EXERCISE GOAL:
Leaving out every picture, quote the data below exactly as it appears.

Figure data in JSON:
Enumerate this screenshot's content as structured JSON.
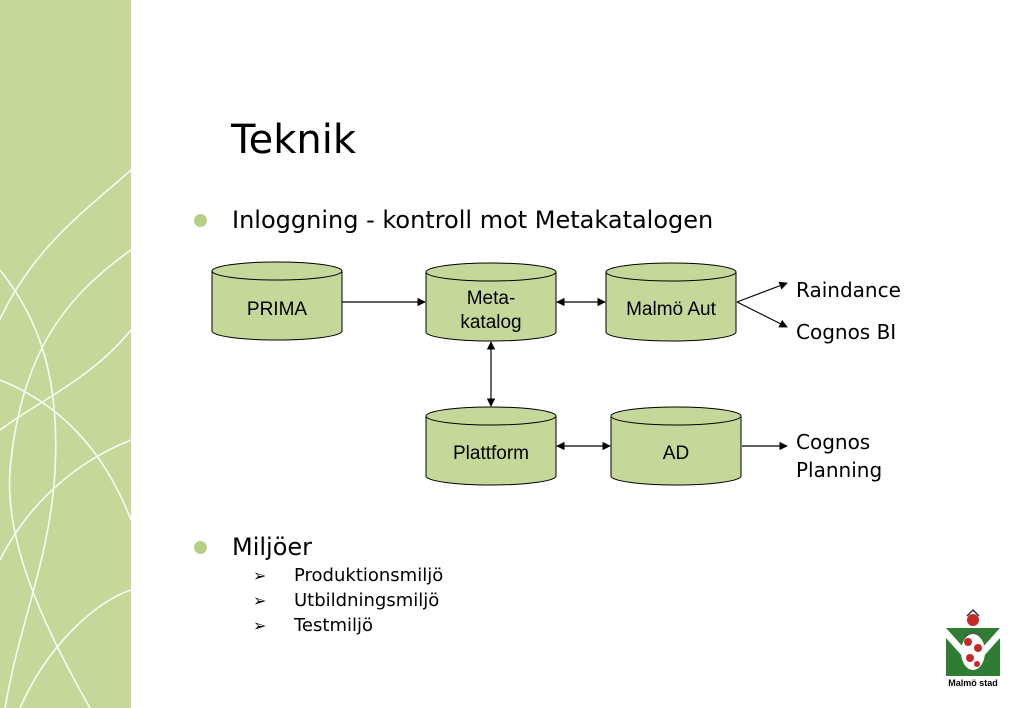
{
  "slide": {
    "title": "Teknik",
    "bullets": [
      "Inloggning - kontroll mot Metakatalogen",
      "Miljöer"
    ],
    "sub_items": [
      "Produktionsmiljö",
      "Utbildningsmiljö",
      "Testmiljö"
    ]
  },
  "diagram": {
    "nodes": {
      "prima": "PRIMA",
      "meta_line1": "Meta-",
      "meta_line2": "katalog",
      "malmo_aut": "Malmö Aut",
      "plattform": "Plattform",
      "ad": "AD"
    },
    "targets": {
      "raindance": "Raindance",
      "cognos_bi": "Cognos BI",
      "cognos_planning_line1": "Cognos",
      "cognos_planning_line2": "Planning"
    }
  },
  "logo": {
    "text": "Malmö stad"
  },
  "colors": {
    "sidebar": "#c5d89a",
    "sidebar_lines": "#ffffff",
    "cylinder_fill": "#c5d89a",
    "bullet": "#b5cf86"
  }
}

FINISHED TASK:
Enumerate this screenshot's content as structured JSON.
{
  "slide": {
    "title": "Teknik",
    "bullets": [
      "Inloggning - kontroll mot Metakatalogen",
      "Miljöer"
    ],
    "sub_items": [
      "Produktionsmiljö",
      "Utbildningsmiljö",
      "Testmiljö"
    ]
  },
  "diagram": {
    "nodes": {
      "prima": "PRIMA",
      "meta_line1": "Meta-",
      "meta_line2": "katalog",
      "malmo_aut": "Malmö Aut",
      "plattform": "Plattform",
      "ad": "AD"
    },
    "targets": {
      "raindance": "Raindance",
      "cognos_bi": "Cognos BI",
      "cognos_planning_line1": "Cognos",
      "cognos_planning_line2": "Planning"
    }
  },
  "logo": {
    "text": "Malmö stad"
  },
  "colors": {
    "sidebar": "#c5d89a",
    "sidebar_lines": "#ffffff",
    "cylinder_fill": "#c5d89a",
    "bullet": "#b5cf86"
  }
}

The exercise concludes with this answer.